◆ Recorded data:
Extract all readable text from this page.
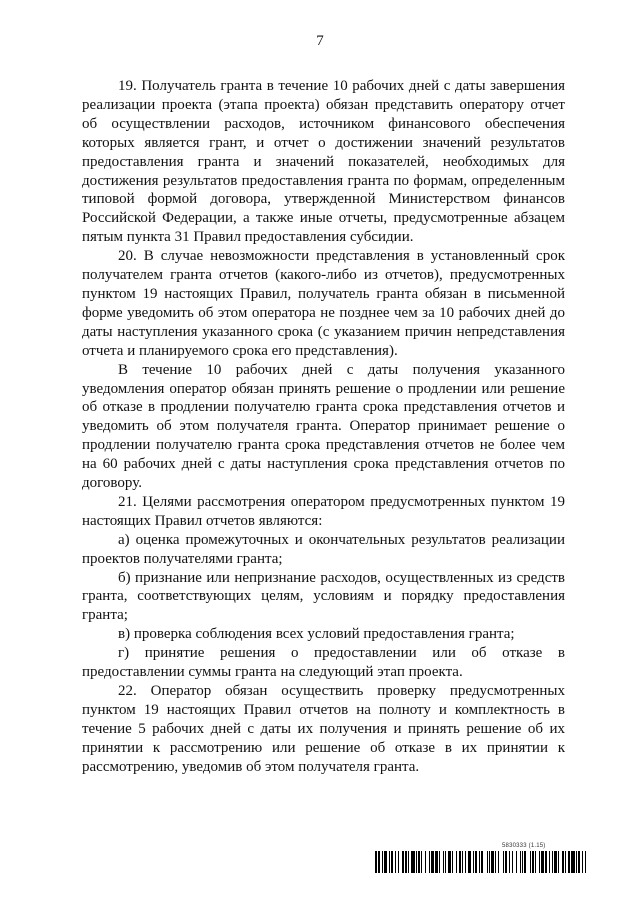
7

19. Получатель гранта в течение 10 рабочих дней с даты завершения реализации проекта (этапа проекта) обязан представить оператору отчет об осуществлении расходов, источником финансового обеспечения которых является грант, и отчет о достижении значений результатов предоставления гранта и значений показателей, необходимых для достижения результатов предоставления гранта по формам, определенным типовой формой договора, утвержденной Министерством финансов Российской Федерации, а также иные отчеты, предусмотренные абзацем пятым пункта 31 Правил предоставления субсидии.

20. В случае невозможности представления в установленный срок получателем гранта отчетов (какого-либо из отчетов), предусмотренных пунктом 19 настоящих Правил, получатель гранта обязан в письменной форме уведомить об этом оператора не позднее чем за 10 рабочих дней до даты наступления указанного срока (с указанием причин непредставления отчета и планируемого срока его представления).

В течение 10 рабочих дней с даты получения указанного уведомления оператор обязан принять решение о продлении или решение об отказе в продлении получателю гранта срока представления отчетов и уведомить об этом получателя гранта. Оператор принимает решение о продлении получателю гранта срока представления отчетов не более чем на 60 рабочих дней с даты наступления срока представления отчетов по договору.

21. Целями рассмотрения оператором предусмотренных пунктом 19 настоящих Правил отчетов являются:

а) оценка промежуточных и окончательных результатов реализации проектов получателями гранта;

б) признание или непризнание расходов, осуществленных из средств гранта, соответствующих целям, условиям и порядку предоставления гранта;

в) проверка соблюдения всех условий предоставления гранта;

г) принятие решения о предоставлении или об отказе в предоставлении суммы гранта на следующий этап проекта.

22. Оператор обязан осуществить проверку предусмотренных пунктом 19 настоящих Правил отчетов на полноту и комплектность в течение 5 рабочих дней с даты их получения и принять решение об их принятии к рассмотрению или решение об отказе в их принятии к рассмотрению, уведомив об этом получателя гранта.

5830333 (1.15)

◆ Given exercise:
Find all lines where the word "предусмотренных" appears. Copy them.

◆ Answer in full:
20. В случае невозможности представления в установленный срок получателем гранта отчетов (какого-либо из отчетов), предусмотренных пунктом 19 настоящих Правил, получатель гранта обязан в письменной форме уведомить об этом оператора не позднее чем за 10 рабочих дней до даты наступления указанного срока (с указанием причин непредставления отчета и планируемого срока его представления).
21. Целями рассмотрения оператором предусмотренных пунктом 19 настоящих Правил отчетов являются:
22. Оператор обязан осуществить проверку предусмотренных пунктом 19 настоящих Правил отчетов на полноту и комплектность в течение 5 рабочих дней с даты их получения и принять решение об их принятии к рассмотрению или решение об отказе в их принятии к рассмотрению, уведомив об этом получателя гранта.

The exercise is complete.